__Stated exercise__. Would you transcribe the whole listing exactly, minus its pictures?

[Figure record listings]

# # # # #

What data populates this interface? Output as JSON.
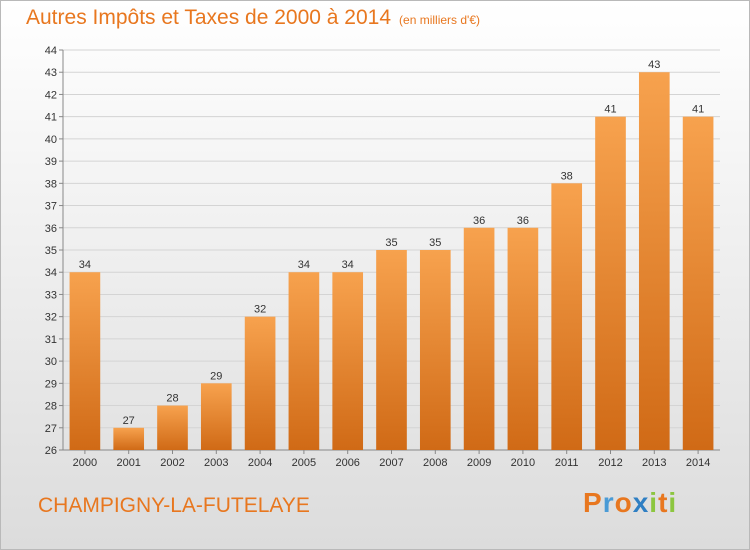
{
  "header": {
    "title": "Autres Impôts et Taxes de 2000 à 2014",
    "unit": "(en milliers d'€)"
  },
  "footer": {
    "commune": "CHAMPIGNY-LA-FUTELAYE",
    "brand": "Proxiti",
    "brand_letters": [
      {
        "char": "P",
        "color": "#e8771f"
      },
      {
        "char": "r",
        "color": "#4a9bd6"
      },
      {
        "char": "o",
        "color": "#e8771f"
      },
      {
        "char": "x",
        "color": "#2f7fc3"
      },
      {
        "char": "i",
        "color": "#8cc63f"
      },
      {
        "char": "t",
        "color": "#e8771f"
      },
      {
        "char": "i",
        "color": "#8cc63f"
      }
    ]
  },
  "colors": {
    "accent": "#e8771f",
    "bar_top": "#f7a24e",
    "bar_bottom": "#d06a16",
    "grid": "#d4d4d4"
  },
  "chart_data": {
    "type": "bar",
    "title": "Autres Impôts et Taxes de 2000 à 2014",
    "subtitle": "(en milliers d'€)",
    "categories": [
      "2000",
      "2001",
      "2002",
      "2003",
      "2004",
      "2005",
      "2006",
      "2007",
      "2008",
      "2009",
      "2010",
      "2011",
      "2012",
      "2013",
      "2014"
    ],
    "values": [
      34,
      27,
      28,
      29,
      32,
      34,
      34,
      35,
      35,
      36,
      36,
      38,
      41,
      43,
      41
    ],
    "ylim": [
      26,
      44
    ],
    "yticks": [
      26,
      27,
      28,
      29,
      30,
      31,
      32,
      33,
      34,
      35,
      36,
      37,
      38,
      39,
      40,
      41,
      42,
      43,
      44
    ],
    "grid": true,
    "data_labels": true
  }
}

# # # # #

__Task solution__.
What data populates this interface? Output as JSON.
{
  "header": {
    "title": "Autres Impôts et Taxes de 2000 à 2014",
    "unit": "(en milliers d'€)"
  },
  "footer": {
    "commune": "CHAMPIGNY-LA-FUTELAYE",
    "brand": "Proxiti",
    "brand_letters": [
      {
        "char": "P",
        "color": "#e8771f"
      },
      {
        "char": "r",
        "color": "#4a9bd6"
      },
      {
        "char": "o",
        "color": "#e8771f"
      },
      {
        "char": "x",
        "color": "#2f7fc3"
      },
      {
        "char": "i",
        "color": "#8cc63f"
      },
      {
        "char": "t",
        "color": "#e8771f"
      },
      {
        "char": "i",
        "color": "#8cc63f"
      }
    ]
  },
  "colors": {
    "accent": "#e8771f",
    "bar_top": "#f7a24e",
    "bar_bottom": "#d06a16",
    "grid": "#d4d4d4"
  },
  "chart_data": {
    "type": "bar",
    "title": "Autres Impôts et Taxes de 2000 à 2014",
    "subtitle": "(en milliers d'€)",
    "categories": [
      "2000",
      "2001",
      "2002",
      "2003",
      "2004",
      "2005",
      "2006",
      "2007",
      "2008",
      "2009",
      "2010",
      "2011",
      "2012",
      "2013",
      "2014"
    ],
    "values": [
      34,
      27,
      28,
      29,
      32,
      34,
      34,
      35,
      35,
      36,
      36,
      38,
      41,
      43,
      41
    ],
    "ylim": [
      26,
      44
    ],
    "yticks": [
      26,
      27,
      28,
      29,
      30,
      31,
      32,
      33,
      34,
      35,
      36,
      37,
      38,
      39,
      40,
      41,
      42,
      43,
      44
    ],
    "grid": true,
    "data_labels": true
  }
}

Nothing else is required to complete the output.